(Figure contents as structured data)

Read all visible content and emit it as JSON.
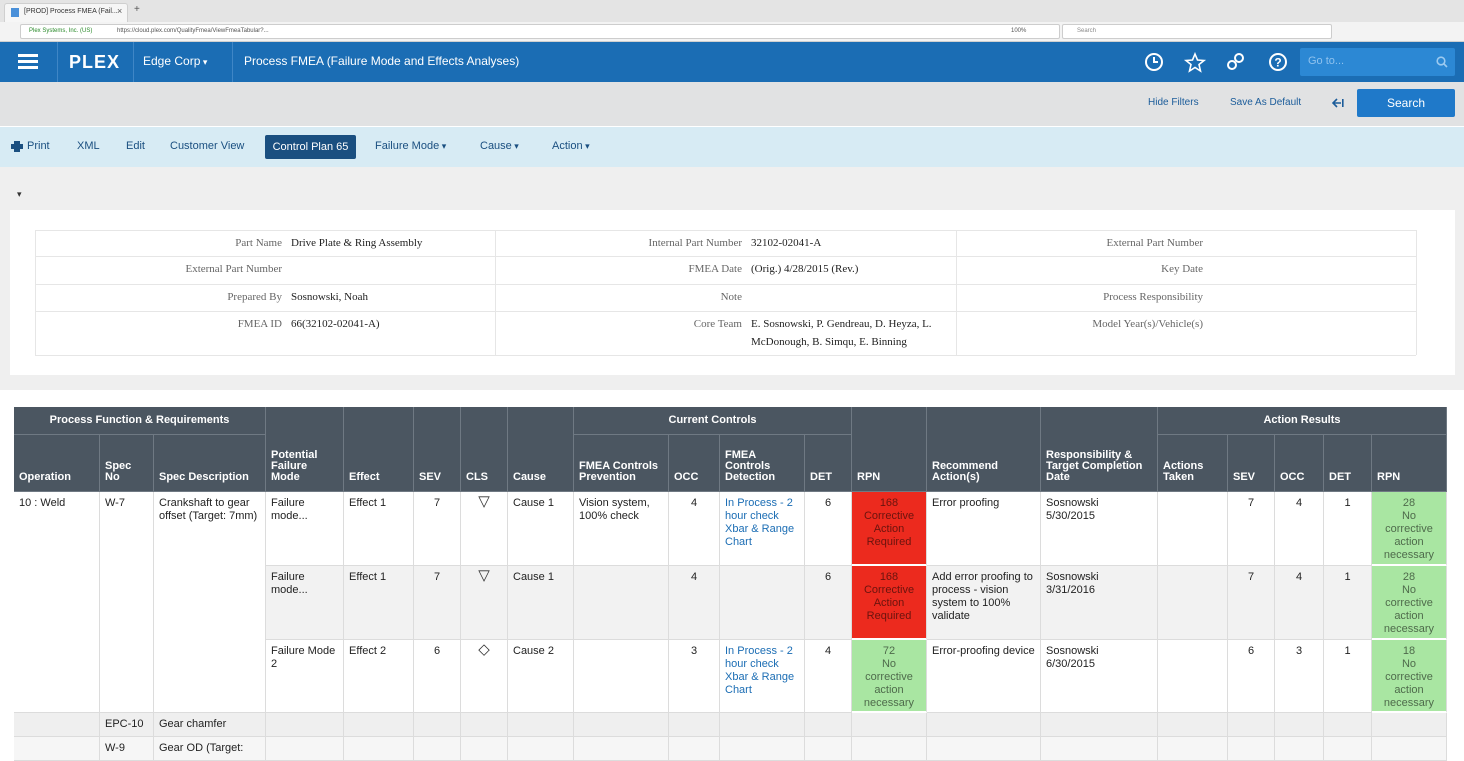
{
  "browser": {
    "tab_title": "[PROD] Process FMEA (Fail...",
    "site_identity": "Plex Systems, Inc. (US)",
    "url": "https://cloud.plex.com/QualityFmea/ViewFmeaTabular?...",
    "zoom": "100%",
    "search_placeholder": "Search"
  },
  "header": {
    "logo": "PLEX",
    "company": "Edge Corp",
    "title": "Process FMEA (Failure Mode and Effects Analyses)",
    "goto_placeholder": "Go to..."
  },
  "filter_bar": {
    "hide_filters": "Hide Filters",
    "save_default": "Save As Default",
    "search": "Search"
  },
  "toolbar": [
    {
      "label": "Print"
    },
    {
      "label": "XML"
    },
    {
      "label": "Edit"
    },
    {
      "label": "Customer View"
    },
    {
      "label": "Control Plan 65",
      "active": true
    },
    {
      "label": "Failure Mode",
      "menu": true
    },
    {
      "label": "Cause",
      "menu": true
    },
    {
      "label": "Action",
      "menu": true
    }
  ],
  "info": {
    "rows": [
      [
        {
          "label": "Part Name",
          "value": "Drive Plate & Ring Assembly"
        },
        {
          "label": "Internal Part Number",
          "value": "32102-02041-A"
        },
        {
          "label": "External Part Number"
        }
      ],
      [
        {
          "label": "External Part Number"
        },
        {
          "label": "FMEA Date",
          "value": "(Orig.) 4/28/2015 (Rev.)"
        },
        {
          "label": "Key Date"
        }
      ],
      [
        {
          "label": "Prepared By",
          "value": "Sosnowski, Noah"
        },
        {
          "label": "Note"
        },
        {
          "label": "Process Responsibility"
        }
      ],
      [
        {
          "label": "FMEA ID",
          "value": "66(32102-02041-A)"
        },
        {
          "label": "Core Team",
          "value": "E. Sosnowski, P. Gendreau, D. Heyza, L. McDonough, B. Simqu, E. Binning"
        },
        {
          "label": "Model Year(s)/Vehicle(s)"
        }
      ]
    ]
  },
  "table": {
    "groups": [
      "Process Function & Requirements",
      "Current Controls",
      "Action Results"
    ],
    "columns": [
      "Operation",
      "Spec No",
      "Spec Description",
      "Potential Failure Mode",
      "Effect",
      "SEV",
      "CLS",
      "Cause",
      "FMEA Controls Prevention",
      "OCC",
      "FMEA Controls Detection",
      "DET",
      "RPN",
      "Recommend Action(s)",
      "Responsibility & Target Completion Date",
      "Actions Taken",
      "SEV",
      "OCC",
      "DET",
      "RPN"
    ],
    "rows": [
      [
        "10 : Weld",
        "W-7",
        "Crankshaft to gear offset (Target: 7mm)",
        "Failure mode...",
        "Effect 1",
        7,
        "▽",
        "Cause 1",
        "Vision system, 100% check",
        4,
        "In Process - 2 hour check Xbar & Range Chart",
        6,
        {
          "value": 168,
          "status": "Corrective Action Required",
          "color": "#ec2a1e"
        },
        "Error proofing",
        "Sosnowski\n5/30/2015",
        null,
        7,
        4,
        1,
        {
          "value": 28,
          "status": "No corrective action necessary",
          "color": "#a9e6a2"
        }
      ],
      [
        null,
        null,
        null,
        "Failure mode...",
        "Effect 1",
        7,
        "▽",
        "Cause 1",
        null,
        4,
        null,
        6,
        {
          "value": 168,
          "status": "Corrective Action Required",
          "color": "#ec2a1e"
        },
        "Add error proofing to process - vision system to 100% validate",
        "Sosnowski\n3/31/2016",
        null,
        7,
        4,
        1,
        {
          "value": 28,
          "status": "No corrective action necessary",
          "color": "#a9e6a2"
        }
      ],
      [
        null,
        null,
        null,
        "Failure Mode 2",
        "Effect 2",
        6,
        "◇",
        "Cause 2",
        null,
        3,
        "In Process - 2 hour check Xbar & Range Chart",
        4,
        {
          "value": 72,
          "status": "No corrective action necessary",
          "color": "#a9e6a2"
        },
        "Error-proofing device",
        "Sosnowski\n6/30/2015",
        null,
        6,
        3,
        1,
        {
          "value": 18,
          "status": "No corrective action necessary",
          "color": "#a9e6a2"
        }
      ],
      [
        null,
        "EPC-10",
        "Gear chamfer",
        null,
        null,
        null,
        null,
        null,
        null,
        null,
        null,
        null,
        null,
        null,
        null,
        null,
        null,
        null,
        null,
        null
      ],
      [
        null,
        "W-9",
        "Gear OD (Target:",
        null,
        null,
        null,
        null,
        null,
        null,
        null,
        null,
        null,
        null,
        null,
        null,
        null,
        null,
        null,
        null,
        null
      ]
    ]
  }
}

Set task:
Write the records above out again exactly, with no pictures in your copy.

Answer below:
Read all visible content and emit it as JSON.
{
  "browser": {
    "tab_title": "[PROD] Process FMEA (Fail...",
    "site_identity": "Plex Systems, Inc. (US)",
    "url": "https://cloud.plex.com/QualityFmea/ViewFmeaTabular?...",
    "zoom": "100%",
    "search_placeholder": "Search"
  },
  "header": {
    "logo": "PLEX",
    "company": "Edge Corp",
    "title": "Process FMEA (Failure Mode and Effects Analyses)",
    "goto_placeholder": "Go to..."
  },
  "filter_bar": {
    "hide_filters": "Hide Filters",
    "save_default": "Save As Default",
    "search": "Search"
  },
  "toolbar": [
    {
      "label": "Print"
    },
    {
      "label": "XML"
    },
    {
      "label": "Edit"
    },
    {
      "label": "Customer View"
    },
    {
      "label": "Control Plan 65",
      "active": true
    },
    {
      "label": "Failure Mode",
      "menu": true
    },
    {
      "label": "Cause",
      "menu": true
    },
    {
      "label": "Action",
      "menu": true
    }
  ],
  "info": {
    "rows": [
      [
        {
          "label": "Part Name",
          "value": "Drive Plate & Ring Assembly"
        },
        {
          "label": "Internal Part Number",
          "value": "32102-02041-A"
        },
        {
          "label": "External Part Number"
        }
      ],
      [
        {
          "label": "External Part Number"
        },
        {
          "label": "FMEA Date",
          "value": "(Orig.) 4/28/2015 (Rev.)"
        },
        {
          "label": "Key Date"
        }
      ],
      [
        {
          "label": "Prepared By",
          "value": "Sosnowski, Noah"
        },
        {
          "label": "Note"
        },
        {
          "label": "Process Responsibility"
        }
      ],
      [
        {
          "label": "FMEA ID",
          "value": "66(32102-02041-A)"
        },
        {
          "label": "Core Team",
          "value": "E. Sosnowski, P. Gendreau, D. Heyza, L. McDonough, B. Simqu, E. Binning"
        },
        {
          "label": "Model Year(s)/Vehicle(s)"
        }
      ]
    ]
  },
  "table": {
    "groups": [
      "Process Function & Requirements",
      "Current Controls",
      "Action Results"
    ],
    "columns": [
      "Operation",
      "Spec No",
      "Spec Description",
      "Potential Failure Mode",
      "Effect",
      "SEV",
      "CLS",
      "Cause",
      "FMEA Controls Prevention",
      "OCC",
      "FMEA Controls Detection",
      "DET",
      "RPN",
      "Recommend Action(s)",
      "Responsibility & Target Completion Date",
      "Actions Taken",
      "SEV",
      "OCC",
      "DET",
      "RPN"
    ],
    "rows": [
      [
        "10 : Weld",
        "W-7",
        "Crankshaft to gear offset (Target: 7mm)",
        "Failure mode...",
        "Effect 1",
        7,
        "▽",
        "Cause 1",
        "Vision system, 100% check",
        4,
        "In Process - 2 hour check Xbar & Range Chart",
        6,
        {
          "value": 168,
          "status": "Corrective Action Required",
          "color": "#ec2a1e"
        },
        "Error proofing",
        "Sosnowski\n5/30/2015",
        null,
        7,
        4,
        1,
        {
          "value": 28,
          "status": "No corrective action necessary",
          "color": "#a9e6a2"
        }
      ],
      [
        null,
        null,
        null,
        "Failure mode...",
        "Effect 1",
        7,
        "▽",
        "Cause 1",
        null,
        4,
        null,
        6,
        {
          "value": 168,
          "status": "Corrective Action Required",
          "color": "#ec2a1e"
        },
        "Add error proofing to process - vision system to 100% validate",
        "Sosnowski\n3/31/2016",
        null,
        7,
        4,
        1,
        {
          "value": 28,
          "status": "No corrective action necessary",
          "color": "#a9e6a2"
        }
      ],
      [
        null,
        null,
        null,
        "Failure Mode 2",
        "Effect 2",
        6,
        "◇",
        "Cause 2",
        null,
        3,
        "In Process - 2 hour check Xbar & Range Chart",
        4,
        {
          "value": 72,
          "status": "No corrective action necessary",
          "color": "#a9e6a2"
        },
        "Error-proofing device",
        "Sosnowski\n6/30/2015",
        null,
        6,
        3,
        1,
        {
          "value": 18,
          "status": "No corrective action necessary",
          "color": "#a9e6a2"
        }
      ],
      [
        null,
        "EPC-10",
        "Gear chamfer",
        null,
        null,
        null,
        null,
        null,
        null,
        null,
        null,
        null,
        null,
        null,
        null,
        null,
        null,
        null,
        null,
        null
      ],
      [
        null,
        "W-9",
        "Gear OD (Target:",
        null,
        null,
        null,
        null,
        null,
        null,
        null,
        null,
        null,
        null,
        null,
        null,
        null,
        null,
        null,
        null,
        null
      ]
    ]
  }
}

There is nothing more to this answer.